- _Task directions_: Please pick out every line in the items below that contains the string "CFDIs", and copy each one. Treat uppercase and lowercase letters as different.

Source data:
start
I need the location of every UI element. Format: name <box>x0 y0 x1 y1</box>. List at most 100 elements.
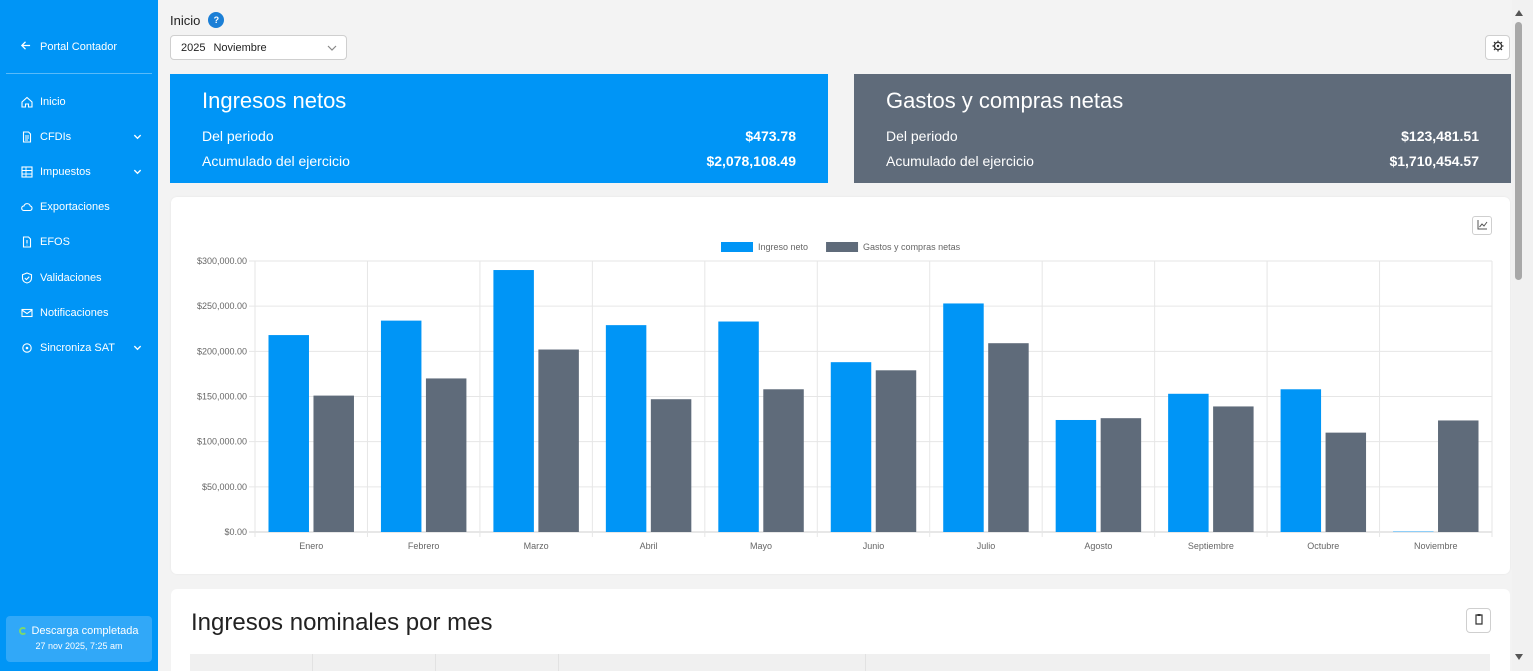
page-scrollbar[interactable] <box>1512 0 1533 671</box>
chevron-down-icon[interactable] <box>132 132 142 142</box>
breadcrumb: Inicio ? <box>170 12 225 28</box>
chart-type-button[interactable] <box>1472 216 1492 235</box>
ingresos-acumulado-value: $2,078,108.49 <box>706 153 796 169</box>
table-header-cell <box>313 654 436 671</box>
y-tick-label: $150,000.00 <box>197 392 247 402</box>
bar-ingreso-neto-junio <box>830 362 872 532</box>
clipboard-icon <box>1473 612 1485 630</box>
bar-gastos-febrero <box>425 378 467 532</box>
period-year: 2025 <box>181 41 206 54</box>
scroll-down-icon[interactable] <box>1514 652 1524 662</box>
bar-gastos-julio <box>988 343 1029 532</box>
sidebar-item-label: EFOS <box>40 236 70 249</box>
period-month: Noviembre <box>213 41 267 54</box>
x-tick-label: Febrero <box>408 541 440 551</box>
ingresos-netos-card: Ingresos netos Del periodo $473.78 Acumul… <box>170 74 828 183</box>
file-alert-icon <box>21 236 33 248</box>
bar-gastos-marzo <box>538 349 579 532</box>
sidebar-item-validaciones[interactable]: Validaciones <box>0 260 158 295</box>
bar-ingreso-neto-febrero <box>380 320 422 532</box>
y-tick-label: $250,000.00 <box>197 301 247 311</box>
bar-gastos-junio <box>875 370 917 532</box>
line-chart-icon <box>1477 217 1488 235</box>
y-tick-label: $0.00 <box>224 527 247 537</box>
back-to-portal-link[interactable]: Portal Contador <box>20 40 117 54</box>
ingresos-netos-title: Ingresos netos <box>202 88 347 113</box>
sidebar-nav: Inicio CFDIs Impuestos Exportaciones EFOS Val… <box>0 84 158 366</box>
sidebar-item-notificaciones[interactable]: Notificaciones <box>0 295 158 330</box>
sidebar-item-sincroniza-sat[interactable]: Sincroniza SAT <box>0 330 158 365</box>
mail-icon <box>21 307 33 319</box>
table-header-cell <box>190 654 313 671</box>
bar-ingreso-neto-agosto <box>1055 419 1097 532</box>
scroll-up-icon[interactable] <box>1514 8 1524 18</box>
sidebar-item-inicio[interactable]: Inicio <box>0 84 158 119</box>
x-tick-label: Noviembre <box>1414 541 1458 551</box>
cloud-icon <box>21 201 33 213</box>
download-status-time: 27 nov 2025, 7:25 am <box>35 641 123 651</box>
x-tick-label: Septiembre <box>1188 541 1234 551</box>
sidebar-item-label: Notificaciones <box>40 306 109 319</box>
sidebar-item-label: CFDIs <box>40 130 72 143</box>
x-tick-label: Marzo <box>524 541 549 551</box>
monthly-bar-chart: $0.00 $50,000.00 $100,000.00 $150,000.00 $20… <box>197 242 1493 551</box>
sidebar-item-label: Impuestos <box>40 165 91 178</box>
x-tick-label: Julio <box>977 541 996 551</box>
gastos-netos-card: Gastos y compras netas Del periodo $123,4… <box>854 74 1511 183</box>
legend-swatch-0 <box>721 242 753 252</box>
sidebar-item-label: Validaciones <box>40 271 102 284</box>
gastos-periodo-label: Del periodo <box>886 128 958 144</box>
download-status: Descarga completada 27 nov 2025, 7:25 am <box>6 616 152 662</box>
grid-icon <box>21 166 33 178</box>
bar-gastos-agosto <box>1100 418 1142 532</box>
legend-label-1: Gastos y compras netas <box>863 242 961 252</box>
arrow-left-icon <box>20 40 31 54</box>
y-tick-label: $300,000.00 <box>197 256 247 266</box>
period-select[interactable]: 2025 Noviembre <box>170 35 347 60</box>
bar-ingreso-neto-marzo <box>493 270 534 532</box>
y-tick-label: $200,000.00 <box>197 346 247 356</box>
chevron-down-icon[interactable] <box>132 343 142 353</box>
gastos-periodo-value: $123,481.51 <box>1401 128 1479 144</box>
help-icon[interactable]: ? <box>208 12 225 28</box>
sidebar-item-efos[interactable]: EFOS <box>0 225 158 260</box>
sidebar-item-impuestos[interactable]: Impuestos <box>0 154 158 189</box>
bar-ingreso-neto-julio <box>943 303 984 532</box>
sync-icon <box>21 342 33 354</box>
ingresos-periodo-label: Del periodo <box>202 128 274 144</box>
x-tick-label: Enero <box>299 541 323 551</box>
ingresos-periodo-value: $473.78 <box>745 128 796 144</box>
bar-ingreso-neto-enero <box>268 335 309 532</box>
bar-ingreso-neto-abril <box>605 325 647 532</box>
x-tick-label: Abril <box>640 541 658 551</box>
gear-icon <box>1492 39 1504 57</box>
x-tick-label: Mayo <box>750 541 772 551</box>
shield-check-icon <box>21 271 33 284</box>
settings-button[interactable] <box>1485 35 1510 60</box>
scrollbar-thumb[interactable] <box>1515 22 1522 280</box>
y-tick-label: $100,000.00 <box>197 437 247 447</box>
page-title: Inicio <box>170 12 201 28</box>
gastos-acumulado-value: $1,710,454.57 <box>1389 153 1479 169</box>
bar-gastos-enero <box>313 395 354 532</box>
copy-button[interactable] <box>1466 608 1491 633</box>
bar-gastos-septiembre <box>1213 406 1254 532</box>
y-tick-label: $50,000.00 <box>202 482 247 492</box>
sidebar-item-label: Sincroniza SAT <box>40 341 115 354</box>
x-tick-label: Junio <box>863 541 885 551</box>
bar-ingreso-neto-octubre <box>1280 389 1322 532</box>
legend-swatch-1 <box>826 242 859 252</box>
bar-ingreso-neto-septiembre <box>1168 393 1209 532</box>
chevron-down-icon[interactable] <box>132 167 142 177</box>
sidebar-item-exportaciones[interactable]: Exportaciones <box>0 190 158 225</box>
table-header-cell <box>436 654 559 671</box>
ingresos-nominales-title: Ingresos nominales por mes <box>191 609 493 636</box>
document-icon <box>21 131 33 143</box>
bar-ingreso-neto-mayo <box>718 321 759 532</box>
download-status-title: Descarga completada <box>31 625 139 637</box>
bar-gastos-mayo <box>763 389 804 532</box>
home-icon <box>21 96 33 108</box>
sidebar-item-cfdis[interactable]: CFDIs <box>0 119 158 154</box>
back-label: Portal Contador <box>40 41 118 53</box>
sidebar-divider <box>6 73 152 74</box>
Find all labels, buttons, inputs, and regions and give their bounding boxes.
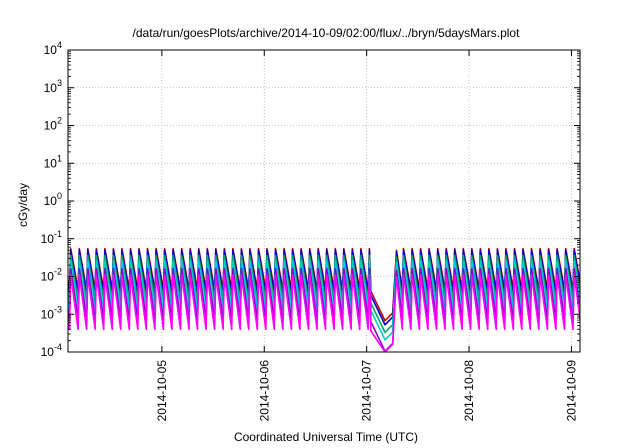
y-axis: 10-4 10-3 10-2 10-1 100 101 102 103 104 [41,40,580,359]
chart-title: /data/run/goesPlots/archive/2014-10-09/0… [133,26,521,40]
y-tick-label: 101 [44,153,62,170]
y-axis-label: cGy/day [16,183,30,227]
x-tick-label: 2014-10-07 [360,360,374,422]
y-tick-label: 104 [44,40,62,57]
series-line-5 [68,274,580,352]
x-tick-label: 2014-10-05 [155,360,169,422]
y-tick-label: 103 [44,78,62,95]
y-tick-label: 10-3 [41,304,62,321]
series-group [68,247,580,352]
x-axis: 2014-10-05 2014-10-06 2014-10-07 2014-10-08… [155,50,578,422]
y-tick-label: 10-4 [41,342,62,359]
y-tick-label: 102 [44,116,62,133]
x-tick-label: 2014-10-06 [257,360,271,422]
x-axis-label: Coordinated Universal Time (UTC) [234,430,418,444]
x-tick-label: 2014-10-09 [564,360,578,422]
y-tick-label: 10-1 [41,229,62,246]
x-tick-label: 2014-10-08 [462,360,476,422]
y-tick-label: 10-2 [41,267,62,284]
y-tick-label: 100 [44,191,62,208]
end
- _Expected output_:
sidebar-nav: Inicio CFDIs Impuestos Exportaciones EFOS Val… <box>0 84 158 366</box>
sidebar-item-label: CFDIs <box>40 130 72 143</box>
sidebar-item-cfdis[interactable]: CFDIs <box>0 119 158 154</box>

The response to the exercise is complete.